» WHAT TO PRODUCE
Go through the listing and pick out each line with the word "devices" in it.

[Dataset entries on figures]
========
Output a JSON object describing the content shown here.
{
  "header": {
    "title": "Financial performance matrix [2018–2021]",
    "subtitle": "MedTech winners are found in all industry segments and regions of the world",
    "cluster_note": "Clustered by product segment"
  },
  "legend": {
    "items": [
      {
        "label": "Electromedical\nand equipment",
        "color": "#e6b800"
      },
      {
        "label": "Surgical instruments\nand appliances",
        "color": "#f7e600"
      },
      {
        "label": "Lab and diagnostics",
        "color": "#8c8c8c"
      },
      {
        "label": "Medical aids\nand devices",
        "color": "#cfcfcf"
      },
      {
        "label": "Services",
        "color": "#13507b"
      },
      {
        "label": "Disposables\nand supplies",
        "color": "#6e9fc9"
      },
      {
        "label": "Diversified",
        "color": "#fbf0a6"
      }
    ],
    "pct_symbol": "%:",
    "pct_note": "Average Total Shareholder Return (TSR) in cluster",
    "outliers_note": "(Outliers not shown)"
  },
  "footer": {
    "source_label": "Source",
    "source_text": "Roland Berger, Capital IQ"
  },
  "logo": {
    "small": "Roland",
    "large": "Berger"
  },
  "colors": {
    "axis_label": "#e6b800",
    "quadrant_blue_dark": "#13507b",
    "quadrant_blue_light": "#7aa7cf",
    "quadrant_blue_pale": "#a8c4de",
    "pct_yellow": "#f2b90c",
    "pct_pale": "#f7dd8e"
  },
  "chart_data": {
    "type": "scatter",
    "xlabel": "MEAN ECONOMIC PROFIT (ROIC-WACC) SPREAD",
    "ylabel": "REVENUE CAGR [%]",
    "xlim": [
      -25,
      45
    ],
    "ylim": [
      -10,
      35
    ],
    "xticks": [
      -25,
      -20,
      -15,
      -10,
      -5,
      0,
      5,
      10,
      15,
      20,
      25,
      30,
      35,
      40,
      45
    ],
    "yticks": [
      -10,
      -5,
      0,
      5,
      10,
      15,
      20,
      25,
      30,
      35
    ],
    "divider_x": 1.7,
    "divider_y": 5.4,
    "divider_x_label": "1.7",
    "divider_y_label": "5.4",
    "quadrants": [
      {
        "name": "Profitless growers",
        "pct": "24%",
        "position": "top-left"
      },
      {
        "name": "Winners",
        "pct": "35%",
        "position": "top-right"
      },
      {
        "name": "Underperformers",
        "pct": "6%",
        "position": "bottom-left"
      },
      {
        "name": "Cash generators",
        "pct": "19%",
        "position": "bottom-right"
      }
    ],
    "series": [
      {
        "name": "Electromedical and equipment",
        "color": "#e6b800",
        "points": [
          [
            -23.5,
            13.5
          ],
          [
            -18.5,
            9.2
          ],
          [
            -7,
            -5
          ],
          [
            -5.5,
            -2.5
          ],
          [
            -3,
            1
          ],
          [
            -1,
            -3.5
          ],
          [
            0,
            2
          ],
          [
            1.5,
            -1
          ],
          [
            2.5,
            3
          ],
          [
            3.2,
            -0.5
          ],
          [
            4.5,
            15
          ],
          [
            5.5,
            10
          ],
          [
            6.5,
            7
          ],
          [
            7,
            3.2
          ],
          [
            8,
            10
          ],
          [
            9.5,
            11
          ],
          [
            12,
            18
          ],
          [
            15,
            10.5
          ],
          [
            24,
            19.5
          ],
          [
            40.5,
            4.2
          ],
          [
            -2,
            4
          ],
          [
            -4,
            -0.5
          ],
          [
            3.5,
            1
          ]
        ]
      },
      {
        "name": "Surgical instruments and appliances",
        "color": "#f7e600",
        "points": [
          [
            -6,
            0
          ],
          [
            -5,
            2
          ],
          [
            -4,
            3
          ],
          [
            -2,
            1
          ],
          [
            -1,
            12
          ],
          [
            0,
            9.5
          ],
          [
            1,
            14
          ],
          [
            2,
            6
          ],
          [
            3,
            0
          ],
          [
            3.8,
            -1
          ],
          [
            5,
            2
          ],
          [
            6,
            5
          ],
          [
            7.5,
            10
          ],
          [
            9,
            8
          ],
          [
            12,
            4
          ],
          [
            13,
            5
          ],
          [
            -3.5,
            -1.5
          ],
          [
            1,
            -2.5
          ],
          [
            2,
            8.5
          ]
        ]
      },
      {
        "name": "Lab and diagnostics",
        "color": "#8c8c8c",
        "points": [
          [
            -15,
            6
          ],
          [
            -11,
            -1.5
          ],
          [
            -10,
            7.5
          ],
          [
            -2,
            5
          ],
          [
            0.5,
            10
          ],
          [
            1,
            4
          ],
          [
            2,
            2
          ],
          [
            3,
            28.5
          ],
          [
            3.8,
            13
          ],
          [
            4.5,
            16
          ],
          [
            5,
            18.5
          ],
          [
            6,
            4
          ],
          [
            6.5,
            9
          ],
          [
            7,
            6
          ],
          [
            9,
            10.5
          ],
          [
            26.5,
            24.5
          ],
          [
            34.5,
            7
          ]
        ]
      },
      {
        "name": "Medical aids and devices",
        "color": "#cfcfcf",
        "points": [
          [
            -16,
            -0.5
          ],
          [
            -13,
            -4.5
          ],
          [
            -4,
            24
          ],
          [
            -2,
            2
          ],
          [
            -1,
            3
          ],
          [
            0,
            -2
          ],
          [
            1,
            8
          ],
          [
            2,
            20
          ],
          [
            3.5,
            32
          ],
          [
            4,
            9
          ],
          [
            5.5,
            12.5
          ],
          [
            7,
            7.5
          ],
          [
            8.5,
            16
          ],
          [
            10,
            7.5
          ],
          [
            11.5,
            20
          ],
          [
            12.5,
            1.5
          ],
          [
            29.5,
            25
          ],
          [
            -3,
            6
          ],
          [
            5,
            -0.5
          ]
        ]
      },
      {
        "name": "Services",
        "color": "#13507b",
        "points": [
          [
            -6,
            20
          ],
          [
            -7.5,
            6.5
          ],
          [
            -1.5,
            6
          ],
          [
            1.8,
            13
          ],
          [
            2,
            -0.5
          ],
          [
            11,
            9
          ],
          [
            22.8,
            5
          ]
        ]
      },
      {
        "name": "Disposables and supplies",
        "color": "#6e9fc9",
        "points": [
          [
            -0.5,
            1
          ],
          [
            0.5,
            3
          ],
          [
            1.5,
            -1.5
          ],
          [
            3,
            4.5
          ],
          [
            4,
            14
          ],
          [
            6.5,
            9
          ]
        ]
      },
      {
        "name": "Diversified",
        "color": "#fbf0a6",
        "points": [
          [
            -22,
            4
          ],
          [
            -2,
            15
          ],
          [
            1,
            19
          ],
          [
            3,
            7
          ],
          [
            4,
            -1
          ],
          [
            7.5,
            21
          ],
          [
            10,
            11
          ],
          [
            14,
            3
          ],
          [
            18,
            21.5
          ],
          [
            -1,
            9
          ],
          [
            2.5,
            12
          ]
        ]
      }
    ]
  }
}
========
» SOLUTION TO THIS EXERCISE
        "label": "Medical aids\nand devices",
        "name": "Medical aids and devices",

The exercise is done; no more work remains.